- [Given task]: Quote the listing in full, exactly as given, minus any pictures.

Entries with figure data:
⁂

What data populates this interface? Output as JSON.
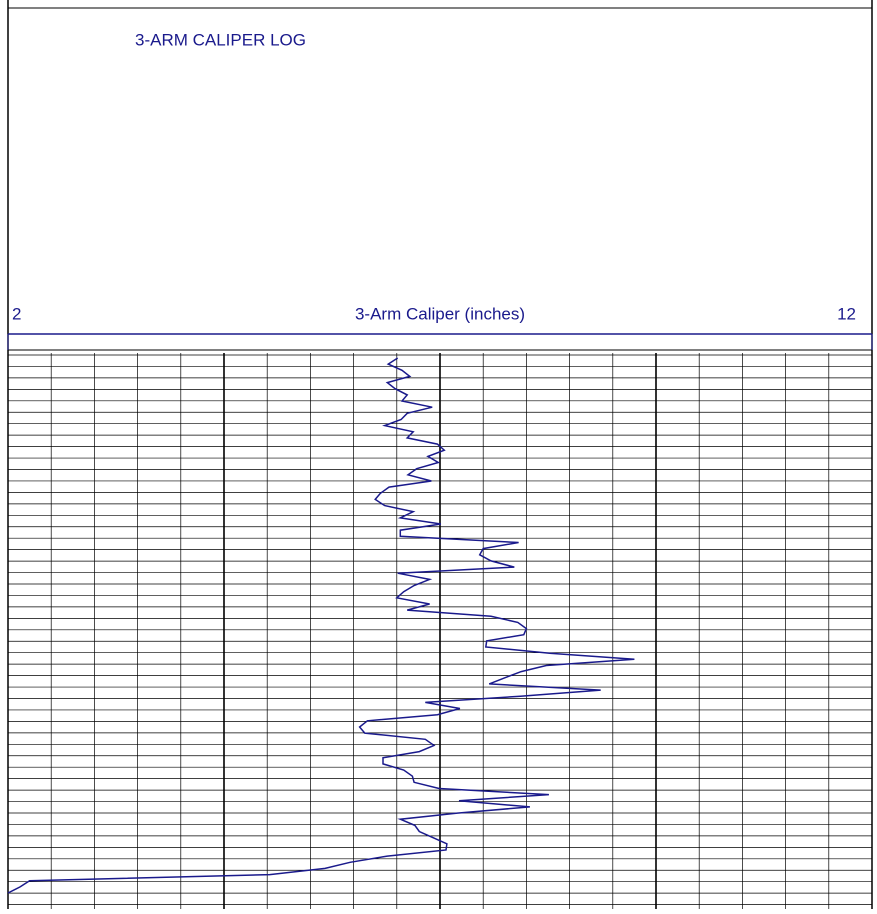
{
  "chart_data": {
    "type": "line",
    "title": "3-ARM CALIPER LOG",
    "xlabel": "3-Arm Caliper (inches)",
    "xlim": [
      2,
      12
    ],
    "xticks": [
      2,
      12
    ],
    "color": "#1a1a8c",
    "grid": true,
    "values": [
      6.51,
      6.4,
      6.56,
      6.65,
      6.39,
      6.48,
      6.62,
      6.56,
      6.91,
      6.62,
      6.55,
      6.36,
      6.69,
      6.62,
      6.97,
      7.05,
      6.86,
      6.98,
      6.73,
      6.63,
      6.9,
      6.41,
      6.31,
      6.25,
      6.36,
      6.69,
      6.54,
      7.01,
      6.54,
      6.54,
      7.91,
      7.5,
      7.46,
      7.59,
      7.86,
      6.51,
      6.88,
      6.7,
      6.58,
      6.5,
      6.88,
      6.62,
      7.59,
      7.9,
      8.0,
      7.97,
      7.54,
      7.53,
      8.27,
      9.25,
      8.23,
      7.94,
      7.75,
      7.57,
      8.86,
      7.93,
      6.83,
      7.23,
      6.97,
      6.16,
      6.07,
      6.13,
      6.83,
      6.93,
      6.76,
      6.34,
      6.34,
      6.58,
      6.68,
      6.7,
      6.99,
      8.26,
      7.22,
      8.04,
      7.2,
      6.54,
      6.71,
      6.76,
      6.92,
      7.08,
      7.07,
      6.39,
      5.96,
      5.67,
      5.03,
      2.25,
      2.14,
      2.0
    ]
  }
}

⁂

- [Written answer]:
What data populates this interface? Output as JSON.
{
  "chart_data": {
    "type": "line",
    "title": "3-ARM CALIPER LOG",
    "xlabel": "3-Arm Caliper (inches)",
    "xlim": [
      2,
      12
    ],
    "xticks": [
      2,
      12
    ],
    "color": "#1a1a8c",
    "grid": true,
    "values": [
      6.51,
      6.4,
      6.56,
      6.65,
      6.39,
      6.48,
      6.62,
      6.56,
      6.91,
      6.62,
      6.55,
      6.36,
      6.69,
      6.62,
      6.97,
      7.05,
      6.86,
      6.98,
      6.73,
      6.63,
      6.9,
      6.41,
      6.31,
      6.25,
      6.36,
      6.69,
      6.54,
      7.01,
      6.54,
      6.54,
      7.91,
      7.5,
      7.46,
      7.59,
      7.86,
      6.51,
      6.88,
      6.7,
      6.58,
      6.5,
      6.88,
      6.62,
      7.59,
      7.9,
      8.0,
      7.97,
      7.54,
      7.53,
      8.27,
      9.25,
      8.23,
      7.94,
      7.75,
      7.57,
      8.86,
      7.93,
      6.83,
      7.23,
      6.97,
      6.16,
      6.07,
      6.13,
      6.83,
      6.93,
      6.76,
      6.34,
      6.34,
      6.58,
      6.68,
      6.7,
      6.99,
      8.26,
      7.22,
      8.04,
      7.2,
      6.54,
      6.71,
      6.76,
      6.92,
      7.08,
      7.07,
      6.39,
      5.96,
      5.67,
      5.03,
      2.25,
      2.14,
      2.0
    ]
  }
}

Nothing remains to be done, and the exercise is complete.